- [Aim of the task] Locate the line that contains "Read out every word on this page.". Reproduce it and all following lines up to the end of the material, exactly and with nothing added.

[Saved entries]
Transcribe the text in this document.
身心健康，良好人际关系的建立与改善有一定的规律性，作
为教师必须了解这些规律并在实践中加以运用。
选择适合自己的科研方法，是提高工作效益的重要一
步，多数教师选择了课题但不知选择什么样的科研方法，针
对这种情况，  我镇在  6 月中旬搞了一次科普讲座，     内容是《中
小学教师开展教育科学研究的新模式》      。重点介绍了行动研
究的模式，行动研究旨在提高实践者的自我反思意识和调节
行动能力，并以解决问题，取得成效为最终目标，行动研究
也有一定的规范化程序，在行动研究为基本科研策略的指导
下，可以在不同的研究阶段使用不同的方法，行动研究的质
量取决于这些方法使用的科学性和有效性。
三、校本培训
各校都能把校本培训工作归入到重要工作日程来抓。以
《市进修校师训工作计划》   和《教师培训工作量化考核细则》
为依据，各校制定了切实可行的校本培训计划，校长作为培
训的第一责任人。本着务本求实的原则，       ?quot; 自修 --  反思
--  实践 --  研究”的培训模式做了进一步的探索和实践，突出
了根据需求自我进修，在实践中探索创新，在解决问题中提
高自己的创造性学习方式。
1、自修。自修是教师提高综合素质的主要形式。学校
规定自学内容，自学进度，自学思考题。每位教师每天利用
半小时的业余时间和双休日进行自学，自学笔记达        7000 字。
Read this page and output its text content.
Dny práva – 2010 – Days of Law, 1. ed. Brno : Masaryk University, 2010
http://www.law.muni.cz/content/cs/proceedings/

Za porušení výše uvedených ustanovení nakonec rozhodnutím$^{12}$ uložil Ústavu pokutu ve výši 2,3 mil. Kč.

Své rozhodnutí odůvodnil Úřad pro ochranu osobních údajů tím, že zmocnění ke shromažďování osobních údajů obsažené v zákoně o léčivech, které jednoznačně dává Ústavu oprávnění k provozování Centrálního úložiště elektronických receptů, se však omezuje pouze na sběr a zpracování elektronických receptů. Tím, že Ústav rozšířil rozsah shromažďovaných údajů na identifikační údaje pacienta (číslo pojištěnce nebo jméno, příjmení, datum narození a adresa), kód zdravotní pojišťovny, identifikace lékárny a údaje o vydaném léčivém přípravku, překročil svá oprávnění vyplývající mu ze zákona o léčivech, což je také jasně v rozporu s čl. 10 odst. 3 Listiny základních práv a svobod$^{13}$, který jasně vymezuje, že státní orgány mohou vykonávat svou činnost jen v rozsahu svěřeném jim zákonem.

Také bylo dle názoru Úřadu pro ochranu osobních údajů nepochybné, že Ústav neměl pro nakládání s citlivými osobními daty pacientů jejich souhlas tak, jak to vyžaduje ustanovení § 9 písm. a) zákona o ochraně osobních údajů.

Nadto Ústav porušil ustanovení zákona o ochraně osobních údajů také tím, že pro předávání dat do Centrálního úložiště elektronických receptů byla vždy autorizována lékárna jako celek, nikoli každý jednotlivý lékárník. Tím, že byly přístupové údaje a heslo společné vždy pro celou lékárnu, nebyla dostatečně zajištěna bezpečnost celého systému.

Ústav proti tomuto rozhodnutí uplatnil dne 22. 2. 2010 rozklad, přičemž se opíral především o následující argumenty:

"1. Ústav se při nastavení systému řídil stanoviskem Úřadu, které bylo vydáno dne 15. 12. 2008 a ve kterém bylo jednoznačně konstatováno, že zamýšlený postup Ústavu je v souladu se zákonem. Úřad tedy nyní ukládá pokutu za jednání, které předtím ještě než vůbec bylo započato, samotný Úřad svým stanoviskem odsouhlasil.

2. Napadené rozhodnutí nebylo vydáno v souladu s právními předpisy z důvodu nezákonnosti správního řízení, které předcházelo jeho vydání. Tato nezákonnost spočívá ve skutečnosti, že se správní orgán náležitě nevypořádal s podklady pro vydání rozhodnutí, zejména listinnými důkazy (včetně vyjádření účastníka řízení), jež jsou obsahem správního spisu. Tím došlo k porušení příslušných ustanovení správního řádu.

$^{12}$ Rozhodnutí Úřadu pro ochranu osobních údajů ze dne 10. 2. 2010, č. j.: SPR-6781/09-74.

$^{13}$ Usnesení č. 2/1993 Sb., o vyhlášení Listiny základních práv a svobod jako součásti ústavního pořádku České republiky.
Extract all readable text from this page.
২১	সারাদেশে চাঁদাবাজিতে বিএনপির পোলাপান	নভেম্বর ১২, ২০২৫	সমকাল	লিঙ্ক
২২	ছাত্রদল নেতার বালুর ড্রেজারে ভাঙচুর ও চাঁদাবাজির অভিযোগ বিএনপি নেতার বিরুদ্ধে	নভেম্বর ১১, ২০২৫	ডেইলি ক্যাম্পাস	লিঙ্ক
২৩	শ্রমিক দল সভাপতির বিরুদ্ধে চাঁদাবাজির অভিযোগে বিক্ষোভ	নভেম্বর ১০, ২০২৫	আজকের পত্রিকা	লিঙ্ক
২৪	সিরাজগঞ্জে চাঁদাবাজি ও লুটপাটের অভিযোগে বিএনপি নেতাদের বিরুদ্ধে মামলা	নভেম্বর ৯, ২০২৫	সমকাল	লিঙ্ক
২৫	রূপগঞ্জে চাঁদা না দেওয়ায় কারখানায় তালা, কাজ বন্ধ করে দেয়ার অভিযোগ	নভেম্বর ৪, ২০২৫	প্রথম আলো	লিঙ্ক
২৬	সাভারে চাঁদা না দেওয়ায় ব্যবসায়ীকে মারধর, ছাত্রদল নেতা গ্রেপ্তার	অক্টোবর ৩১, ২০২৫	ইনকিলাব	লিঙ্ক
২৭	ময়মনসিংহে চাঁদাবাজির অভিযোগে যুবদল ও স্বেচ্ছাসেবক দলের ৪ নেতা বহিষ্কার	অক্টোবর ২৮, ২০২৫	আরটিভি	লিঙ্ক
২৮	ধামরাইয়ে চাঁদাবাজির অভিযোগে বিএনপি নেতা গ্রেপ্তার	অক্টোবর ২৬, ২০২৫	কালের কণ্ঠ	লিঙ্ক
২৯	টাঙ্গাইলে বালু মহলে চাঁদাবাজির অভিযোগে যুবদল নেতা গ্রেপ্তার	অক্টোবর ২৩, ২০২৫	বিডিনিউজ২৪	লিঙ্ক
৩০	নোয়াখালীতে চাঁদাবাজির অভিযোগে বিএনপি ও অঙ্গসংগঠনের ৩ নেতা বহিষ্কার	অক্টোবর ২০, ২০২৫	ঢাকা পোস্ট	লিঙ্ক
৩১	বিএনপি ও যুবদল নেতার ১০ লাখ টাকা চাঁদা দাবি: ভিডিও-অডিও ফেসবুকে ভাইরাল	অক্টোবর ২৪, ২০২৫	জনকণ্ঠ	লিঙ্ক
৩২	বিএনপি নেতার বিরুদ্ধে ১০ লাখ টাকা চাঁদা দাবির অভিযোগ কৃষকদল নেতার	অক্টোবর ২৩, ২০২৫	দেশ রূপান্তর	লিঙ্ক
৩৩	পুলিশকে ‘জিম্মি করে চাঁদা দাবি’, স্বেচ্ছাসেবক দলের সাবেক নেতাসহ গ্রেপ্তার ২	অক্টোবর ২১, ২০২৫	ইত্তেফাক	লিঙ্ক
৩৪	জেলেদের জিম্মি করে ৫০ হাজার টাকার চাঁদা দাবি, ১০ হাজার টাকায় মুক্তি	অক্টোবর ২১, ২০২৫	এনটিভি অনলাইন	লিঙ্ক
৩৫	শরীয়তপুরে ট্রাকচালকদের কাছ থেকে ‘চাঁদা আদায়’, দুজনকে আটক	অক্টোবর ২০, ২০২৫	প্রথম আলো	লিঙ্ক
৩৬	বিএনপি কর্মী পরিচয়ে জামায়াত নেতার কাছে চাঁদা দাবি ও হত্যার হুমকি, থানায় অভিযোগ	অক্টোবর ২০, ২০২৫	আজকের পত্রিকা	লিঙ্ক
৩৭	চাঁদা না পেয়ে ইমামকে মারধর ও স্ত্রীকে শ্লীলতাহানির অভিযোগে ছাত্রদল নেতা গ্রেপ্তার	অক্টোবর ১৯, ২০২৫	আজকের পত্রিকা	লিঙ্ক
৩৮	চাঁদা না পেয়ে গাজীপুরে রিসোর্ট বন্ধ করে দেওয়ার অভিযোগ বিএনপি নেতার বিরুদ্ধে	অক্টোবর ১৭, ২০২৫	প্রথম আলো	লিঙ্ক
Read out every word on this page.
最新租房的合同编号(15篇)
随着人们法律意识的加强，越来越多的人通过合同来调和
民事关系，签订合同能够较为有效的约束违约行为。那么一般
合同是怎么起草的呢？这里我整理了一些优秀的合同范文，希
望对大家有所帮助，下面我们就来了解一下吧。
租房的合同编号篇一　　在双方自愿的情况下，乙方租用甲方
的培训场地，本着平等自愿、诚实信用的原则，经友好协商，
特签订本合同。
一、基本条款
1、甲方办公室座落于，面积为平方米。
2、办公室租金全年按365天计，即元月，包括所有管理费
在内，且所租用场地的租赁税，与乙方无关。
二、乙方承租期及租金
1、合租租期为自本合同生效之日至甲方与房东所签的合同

- [Response below]
Read out every word on this page.
最新租房的合同编号(15篇)
随着人们法律意识的加强，越来越多的人通过合同来调和
民事关系，签订合同能够较为有效的约束违约行为。那么一般
合同是怎么起草的呢？这里我整理了一些优秀的合同范文，希
望对大家有所帮助，下面我们就来了解一下吧。
租房的合同编号篇一　　在双方自愿的情况下，乙方租用甲方
的培训场地，本着平等自愿、诚实信用的原则，经友好协商，
特签订本合同。
一、基本条款
1、甲方办公室座落于，面积为平方米。
2、办公室租金全年按365天计，即元月，包括所有管理费
在内，且所租用场地的租赁税，与乙方无关。
二、乙方承租期及租金
1、合租租期为自本合同生效之日至甲方与房东所签的合同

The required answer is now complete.